TASK PROMPT ::
Images are not part of the copy; write out the rest of the data exactly as given.

RECORDED DATA ::
+ + +

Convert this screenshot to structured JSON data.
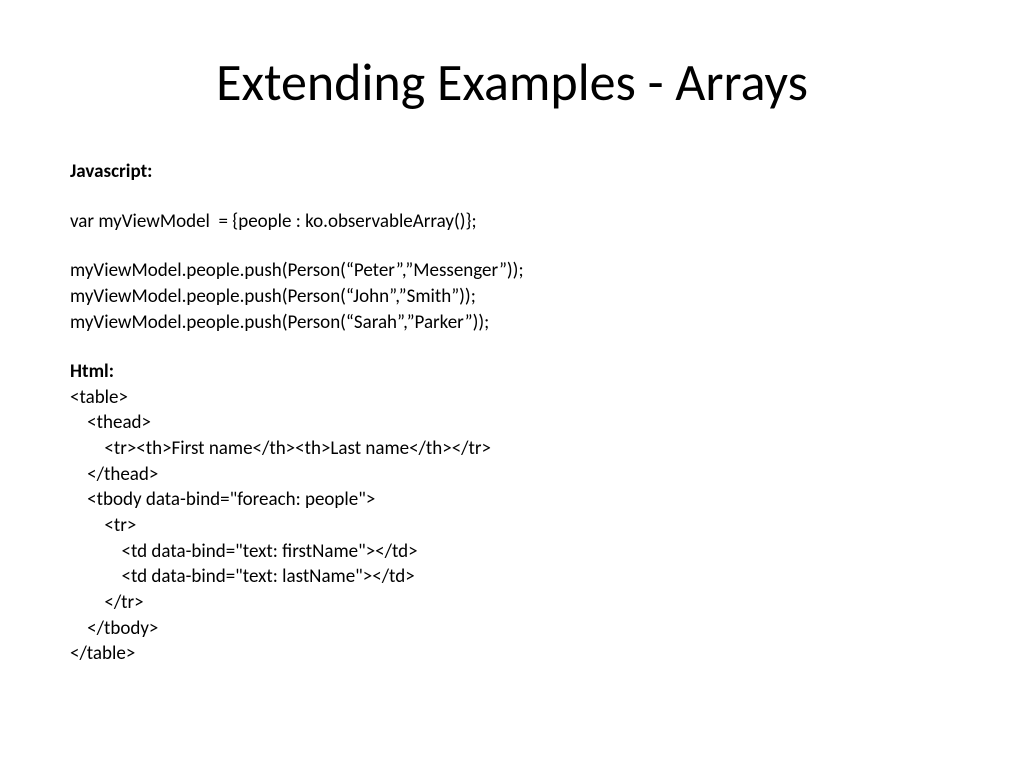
{
  "slide": {
    "title": "Extending Examples - Arrays",
    "js_label": "Javascript:",
    "js_line1": "var myViewModel  = {people : ko.observableArray()};",
    "js_line2": "myViewModel.people.push(Person(“Peter”,”Messenger”));",
    "js_line3": "myViewModel.people.push(Person(“John”,”Smith”));",
    "js_line4": "myViewModel.people.push(Person(“Sarah”,”Parker”));",
    "html_label": "Html:",
    "html_code": "<table>\n    <thead>\n        <tr><th>First name</th><th>Last name</th></tr>\n    </thead>\n    <tbody data-bind=\"foreach: people\">\n        <tr>\n            <td data-bind=\"text: firstName\"></td>\n            <td data-bind=\"text: lastName\"></td>\n        </tr>\n    </tbody>\n</table>"
  }
}
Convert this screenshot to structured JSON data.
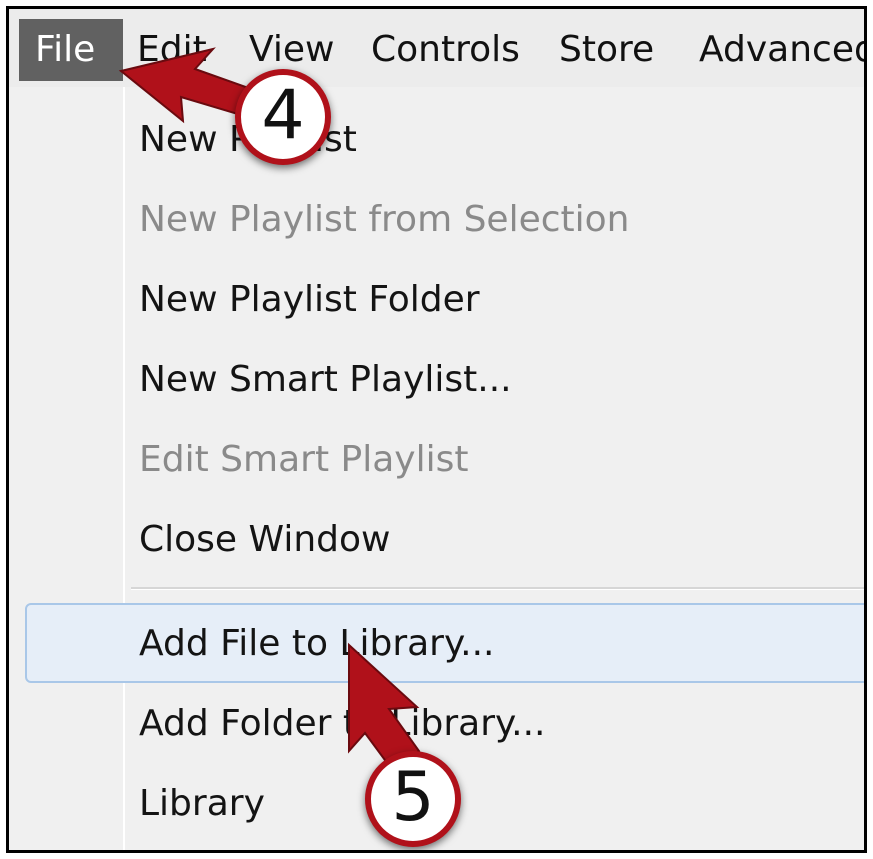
{
  "menu_bar": {
    "items": [
      {
        "label": "File",
        "active": true
      },
      {
        "label": "Edit"
      },
      {
        "label": "View"
      },
      {
        "label": "Controls"
      },
      {
        "label": "Store"
      },
      {
        "label": "Advanced"
      }
    ]
  },
  "file_menu": {
    "items": [
      {
        "label": "New Playlist",
        "enabled": true
      },
      {
        "label": "New Playlist from Selection",
        "enabled": false
      },
      {
        "label": "New Playlist Folder",
        "enabled": true
      },
      {
        "label": "New Smart Playlist...",
        "enabled": true
      },
      {
        "label": "Edit Smart Playlist",
        "enabled": false
      },
      {
        "label": "Close Window",
        "enabled": true
      },
      {
        "label": "Add File to Library...",
        "enabled": true,
        "highlighted": true
      },
      {
        "label": "Add Folder to Library...",
        "enabled": true
      },
      {
        "label": "Library",
        "enabled": true
      }
    ]
  },
  "annotations": {
    "step_4": "4",
    "step_5": "5",
    "color": "#b0111a"
  }
}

+ + +

RESULT ::
Convert this screenshot to structured JSON data.
{
  "slide": {
    "title": "Extending Examples - Arrays",
    "js_label": "Javascript:",
    "js_line1": "var myViewModel  = {people : ko.observableArray()};",
    "js_line2": "myViewModel.people.push(Person(“Peter”,”Messenger”));",
    "js_line3": "myViewModel.people.push(Person(“John”,”Smith”));",
    "js_line4": "myViewModel.people.push(Person(“Sarah”,”Parker”));",
    "html_label": "Html:",
    "html_code": "<table>\n    <thead>\n        <tr><th>First name</th><th>Last name</th></tr>\n    </thead>\n    <tbody data-bind=\"foreach: people\">\n        <tr>\n            <td data-bind=\"text: firstName\"></td>\n            <td data-bind=\"text: lastName\"></td>\n        </tr>\n    </tbody>\n</table>"
  }
}
Convert this screenshot to structured JSON data.
{
  "menu_bar": {
    "items": [
      {
        "label": "File",
        "active": true
      },
      {
        "label": "Edit"
      },
      {
        "label": "View"
      },
      {
        "label": "Controls"
      },
      {
        "label": "Store"
      },
      {
        "label": "Advanced"
      }
    ]
  },
  "file_menu": {
    "items": [
      {
        "label": "New Playlist",
        "enabled": true
      },
      {
        "label": "New Playlist from Selection",
        "enabled": false
      },
      {
        "label": "New Playlist Folder",
        "enabled": true
      },
      {
        "label": "New Smart Playlist...",
        "enabled": true
      },
      {
        "label": "Edit Smart Playlist",
        "enabled": false
      },
      {
        "label": "Close Window",
        "enabled": true
      },
      {
        "label": "Add File to Library...",
        "enabled": true,
        "highlighted": true
      },
      {
        "label": "Add Folder to Library...",
        "enabled": true
      },
      {
        "label": "Library",
        "enabled": true
      }
    ]
  },
  "annotations": {
    "step_4": "4",
    "step_5": "5",
    "color": "#b0111a"
  }
}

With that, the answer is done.